Request: Rewrite every line of the material below, replacing "Activate Deal" with "Get Deal" and leaving everything else unchanged. Omit the pictures from your answer.

Dataset:
-- start --

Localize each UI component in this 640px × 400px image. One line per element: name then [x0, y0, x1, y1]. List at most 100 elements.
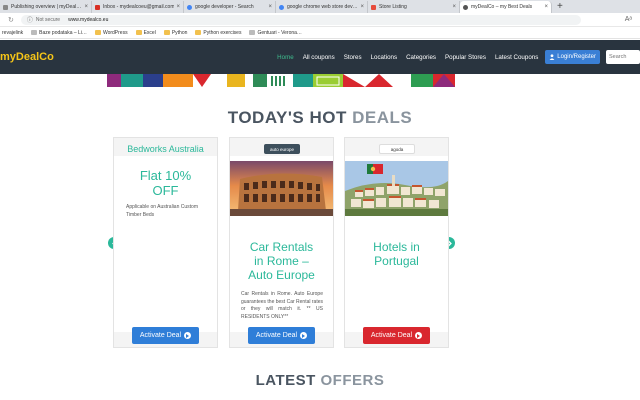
browser-tab-strip: Publishing overview | myDealCo × Inbox -…	[0, 0, 640, 13]
main-nav: Home All coupons Stores Locations Catego…	[268, 50, 640, 64]
button-label: Activate Deal	[370, 332, 413, 339]
deal-card: Bedworks Australia Flat 10% OFF Applicab…	[113, 137, 218, 348]
offer-line: Flat 10%	[139, 168, 192, 183]
close-icon[interactable]: ×	[360, 4, 364, 10]
hot-deals-heading: TODAY'S HOT DEALS	[0, 108, 640, 128]
user-icon	[549, 54, 555, 60]
activate-deal-button[interactable]: Activate Deal	[132, 327, 199, 344]
offer-title[interactable]: Hotels in Portugal	[345, 240, 448, 268]
store-logo[interactable]: agoda	[379, 144, 415, 154]
bookmark-label: revajelink	[2, 29, 24, 36]
nav-latest-coupons[interactable]: Latest Coupons	[495, 54, 538, 61]
nav-stores[interactable]: Stores	[344, 54, 362, 61]
browser-tab[interactable]: google developer - Search ×	[184, 1, 276, 13]
site-header: myDealCo Home All coupons Stores Locatio…	[0, 40, 640, 74]
folder-icon	[163, 30, 170, 35]
offer-title[interactable]: Flat 10% OFF	[114, 168, 217, 198]
store-logo[interactable]: auto europe	[264, 144, 300, 154]
search-input[interactable]	[606, 50, 640, 64]
close-icon[interactable]: ×	[268, 4, 272, 10]
tab-label: google developer - Search	[195, 4, 254, 10]
card-body: Car Rentals in Rome – Auto Europe Car Re…	[230, 156, 333, 332]
bookmark-label: Python exercises	[203, 29, 242, 36]
security-status: Not secure	[35, 16, 61, 23]
store-icon	[371, 4, 376, 10]
nav-popular-stores[interactable]: Popular Stores	[445, 54, 486, 61]
folder-icon	[94, 30, 101, 35]
bookmark-folder[interactable]: WordPress	[94, 29, 128, 36]
arrow-circle-icon	[184, 332, 192, 339]
browser-tab[interactable]: Publishing overview | myDealCo ×	[0, 1, 92, 13]
browser-tab-active[interactable]: myDealCo – my Best Deals ×	[460, 1, 552, 13]
tab-label: Inbox - mydealcoeu@gmail.com	[103, 4, 175, 10]
button-label: Activate Deal	[139, 332, 182, 339]
latest-offers-heading: LATEST OFFERS	[0, 372, 640, 389]
activate-deal-button[interactable]: Activate Deal	[363, 327, 430, 344]
arrow-circle-icon	[300, 332, 308, 339]
portugal-town-image[interactable]	[345, 161, 448, 216]
offer-line: Portugal	[374, 254, 419, 268]
card-body: Hotels in Portugal	[345, 156, 448, 332]
portugal-flag	[367, 164, 383, 174]
folder-icon	[195, 30, 202, 35]
browser-tab[interactable]: google chrome web store develo… ×	[276, 1, 368, 13]
page-icon	[249, 30, 256, 35]
search-icon	[187, 4, 192, 10]
search-icon	[279, 4, 284, 10]
bookmark-item[interactable]: Gentuari - Verona…	[249, 30, 302, 36]
nav-categories[interactable]: Categories	[406, 54, 436, 61]
close-icon[interactable]: ×	[452, 4, 456, 10]
site-logo[interactable]: myDealCo	[0, 51, 54, 63]
nav-locations[interactable]: Locations	[371, 54, 398, 61]
bookmark-item[interactable]: revajelink	[2, 30, 23, 36]
login-register-button[interactable]: Login/Register	[545, 50, 600, 64]
close-icon[interactable]: ×	[544, 4, 548, 10]
card-body: Flat 10% OFF Applicable on Australian Cu…	[114, 156, 217, 332]
offer-description: Car Rentals in Rome. Auto Europe guarant…	[241, 291, 323, 320]
button-label: Activate Deal	[255, 332, 298, 339]
offer-title[interactable]: Car Rentals in Rome – Auto Europe	[230, 240, 333, 282]
gmail-icon	[95, 4, 100, 10]
page-icon	[31, 30, 38, 35]
address-bar-row: ↻ ⓘ Not secure www.mydealco.eu Aᵃ	[0, 13, 640, 27]
offer-line: OFF	[152, 183, 179, 198]
colosseum-image[interactable]	[230, 161, 333, 216]
activate-deal-button[interactable]: Activate Deal	[248, 327, 315, 344]
heading-dark-part: TODAY'S HOT	[227, 108, 347, 127]
heading-light-part: DEALS	[352, 108, 413, 127]
bookmark-folder[interactable]: Python	[163, 29, 188, 36]
tab-label: Store Listing	[379, 4, 407, 10]
offer-line: Auto Europe	[248, 268, 315, 282]
bookmarks-bar: revajelink Baze podataka – Li… WordPress…	[0, 27, 640, 39]
translate-icon[interactable]: Aᵃ	[625, 16, 640, 23]
offer-line: in Rome –	[254, 254, 309, 268]
bookmark-label: Python	[171, 29, 188, 36]
url-text[interactable]: www.mydealco.eu	[68, 17, 108, 23]
browser-tab[interactable]: Inbox - mydealcoeu@gmail.com ×	[92, 1, 184, 13]
login-label: Login/Register	[557, 54, 596, 60]
hero-banner-strip	[107, 74, 455, 87]
close-icon[interactable]: ×	[84, 4, 88, 10]
reload-icon[interactable]: ↻	[8, 16, 14, 24]
globe-icon	[463, 4, 468, 10]
heading-dark-part: LATEST	[255, 372, 316, 389]
deal-card: agoda Hotels in Portugal Activate Deal	[344, 137, 449, 348]
arrow-circle-icon	[415, 332, 423, 339]
tab-label: myDealCo – my Best Deals	[471, 4, 533, 10]
bookmark-folder[interactable]: Python exercises	[195, 30, 241, 36]
nav-all-coupons[interactable]: All coupons	[303, 54, 335, 61]
browser-tab[interactable]: Store Listing ×	[368, 1, 460, 13]
omnibox[interactable]: ⓘ Not secure www.mydealco.eu	[20, 14, 581, 25]
agoda-logo-text: agoda	[390, 146, 404, 152]
new-tab-button[interactable]: +	[557, 1, 563, 13]
bookmark-label: Baze podataka – Li…	[39, 29, 87, 36]
bookmark-folder[interactable]: Excel	[135, 30, 156, 36]
close-icon[interactable]: ×	[176, 4, 180, 10]
bookmark-label: WordPress	[102, 29, 128, 36]
offer-description: Applicable on Australian Custom Timber B…	[126, 204, 198, 218]
store-name[interactable]: Bedworks Australia	[114, 144, 217, 154]
offer-line: Car Rentals	[249, 240, 314, 254]
bookmark-item[interactable]: Baze podataka – Li…	[31, 30, 87, 36]
nav-home[interactable]: Home	[277, 54, 294, 61]
warning-icon[interactable]: ⓘ	[27, 15, 33, 24]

-- end --

Response to the task:
Localize each UI component in this 640px × 400px image. One line per element: name then [x0, y0, x1, y1]. List at most 100 elements.
browser-tab-strip: Publishing overview | myDealCo × Inbox -…	[0, 0, 640, 13]
main-nav: Home All coupons Stores Locations Catego…	[268, 50, 640, 64]
button-label: Get Deal	[370, 332, 413, 339]
deal-card: Bedworks Australia Flat 10% OFF Applicab…	[113, 137, 218, 348]
offer-line: Flat 10%	[139, 168, 192, 183]
close-icon[interactable]: ×	[360, 4, 364, 10]
hot-deals-heading: TODAY'S HOT DEALS	[0, 108, 640, 128]
user-icon	[549, 54, 555, 60]
activate-deal-button[interactable]: Get Deal	[132, 327, 199, 344]
offer-title[interactable]: Hotels in Portugal	[345, 240, 448, 268]
store-logo[interactable]: agoda	[379, 144, 415, 154]
bookmark-label: revajelink	[2, 29, 24, 36]
nav-latest-coupons[interactable]: Latest Coupons	[495, 54, 538, 61]
nav-stores[interactable]: Stores	[344, 54, 362, 61]
browser-tab[interactable]: google developer - Search ×	[184, 1, 276, 13]
site-header: myDealCo Home All coupons Stores Locatio…	[0, 40, 640, 74]
folder-icon	[163, 30, 170, 35]
offer-title[interactable]: Flat 10% OFF	[114, 168, 217, 198]
store-logo[interactable]: auto europe	[264, 144, 300, 154]
search-input[interactable]	[606, 50, 640, 64]
close-icon[interactable]: ×	[268, 4, 272, 10]
tab-label: google developer - Search	[195, 4, 254, 10]
card-body: Car Rentals in Rome – Auto Europe Car Re…	[230, 156, 333, 332]
bookmark-label: Python exercises	[203, 29, 242, 36]
security-status: Not secure	[35, 16, 61, 23]
store-icon	[371, 4, 376, 10]
nav-popular-stores[interactable]: Popular Stores	[445, 54, 486, 61]
folder-icon	[94, 30, 101, 35]
bookmark-folder[interactable]: WordPress	[94, 29, 128, 36]
arrow-circle-icon	[184, 332, 192, 339]
browser-tab[interactable]: Publishing overview | myDealCo ×	[0, 1, 92, 13]
browser-tab-active[interactable]: myDealCo – my Best Deals ×	[460, 1, 552, 13]
tab-label: Inbox - mydealcoeu@gmail.com	[103, 4, 175, 10]
button-label: Get Deal	[139, 332, 182, 339]
latest-offers-heading: LATEST OFFERS	[0, 372, 640, 389]
activate-deal-button[interactable]: Get Deal	[363, 327, 430, 344]
arrow-circle-icon	[300, 332, 308, 339]
portugal-town-image[interactable]	[345, 161, 448, 216]
offer-line: Portugal	[374, 254, 419, 268]
card-body: Hotels in Portugal	[345, 156, 448, 332]
portugal-flag	[367, 164, 383, 174]
folder-icon	[195, 30, 202, 35]
browser-tab[interactable]: google chrome web store develo… ×	[276, 1, 368, 13]
page-icon	[249, 30, 256, 35]
search-icon	[187, 4, 192, 10]
search-icon	[279, 4, 284, 10]
bookmark-item[interactable]: Gentuari - Verona…	[249, 30, 302, 36]
nav-categories[interactable]: Categories	[406, 54, 436, 61]
close-icon[interactable]: ×	[452, 4, 456, 10]
site-logo[interactable]: myDealCo	[0, 51, 54, 63]
nav-locations[interactable]: Locations	[371, 54, 398, 61]
bookmark-item[interactable]: revajelink	[2, 30, 23, 36]
login-register-button[interactable]: Login/Register	[545, 50, 600, 64]
close-icon[interactable]: ×	[544, 4, 548, 10]
card-body: Flat 10% OFF Applicable on Australian Cu…	[114, 156, 217, 332]
offer-description: Car Rentals in Rome. Auto Europe guarant…	[241, 291, 323, 320]
button-label: Get Deal	[255, 332, 298, 339]
offer-title[interactable]: Car Rentals in Rome – Auto Europe	[230, 240, 333, 282]
gmail-icon	[95, 4, 100, 10]
page-icon	[31, 30, 38, 35]
address-bar-row: ↻ ⓘ Not secure www.mydealco.eu Aᵃ	[0, 13, 640, 27]
offer-line: OFF	[152, 183, 179, 198]
colosseum-image[interactable]	[230, 161, 333, 216]
activate-deal-button[interactable]: Get Deal	[248, 327, 315, 344]
heading-dark-part: TODAY'S HOT	[227, 108, 347, 127]
heading-light-part: DEALS	[352, 108, 413, 127]
bookmark-folder[interactable]: Python	[163, 29, 188, 36]
tab-label: Store Listing	[379, 4, 407, 10]
offer-line: Auto Europe	[248, 268, 315, 282]
bookmarks-bar: revajelink Baze podataka – Li… WordPress…	[0, 27, 640, 39]
translate-icon[interactable]: Aᵃ	[625, 16, 640, 23]
offer-line: in Rome –	[254, 254, 309, 268]
bookmark-label: Python	[171, 29, 188, 36]
url-text[interactable]: www.mydealco.eu	[68, 17, 108, 23]
browser-tab[interactable]: Inbox - mydealcoeu@gmail.com ×	[92, 1, 184, 13]
login-label: Login/Register	[557, 54, 596, 60]
hero-banner-strip	[107, 74, 455, 87]
close-icon[interactable]: ×	[84, 4, 88, 10]
reload-icon[interactable]: ↻	[8, 16, 14, 24]
globe-icon	[463, 4, 468, 10]
heading-dark-part: LATEST	[255, 372, 316, 389]
deal-card: agoda Hotels in Portugal Get Deal	[344, 137, 449, 348]
arrow-circle-icon	[415, 332, 423, 339]
tab-label: myDealCo – my Best Deals	[471, 4, 533, 10]
bookmark-folder[interactable]: Python exercises	[195, 30, 241, 36]
nav-all-coupons[interactable]: All coupons	[303, 54, 335, 61]
browser-tab[interactable]: Store Listing ×	[368, 1, 460, 13]
omnibox[interactable]: ⓘ Not secure www.mydealco.eu	[20, 14, 581, 25]
agoda-logo-text: agoda	[390, 146, 404, 152]
new-tab-button[interactable]: +	[557, 1, 563, 13]
bookmark-label: Baze podataka – Li…	[39, 29, 87, 36]
bookmark-folder[interactable]: Excel	[135, 30, 156, 36]
close-icon[interactable]: ×	[176, 4, 180, 10]
bookmark-label: WordPress	[102, 29, 128, 36]
offer-description: Applicable on Australian Custom Timber B…	[126, 204, 198, 218]
store-name[interactable]: Bedworks Australia	[114, 144, 217, 154]
offer-line: Car Rentals	[249, 240, 314, 254]
bookmark-item[interactable]: Baze podataka – Li…	[31, 30, 87, 36]
nav-home[interactable]: Home	[277, 54, 294, 61]
warning-icon[interactable]: ⓘ	[27, 15, 33, 24]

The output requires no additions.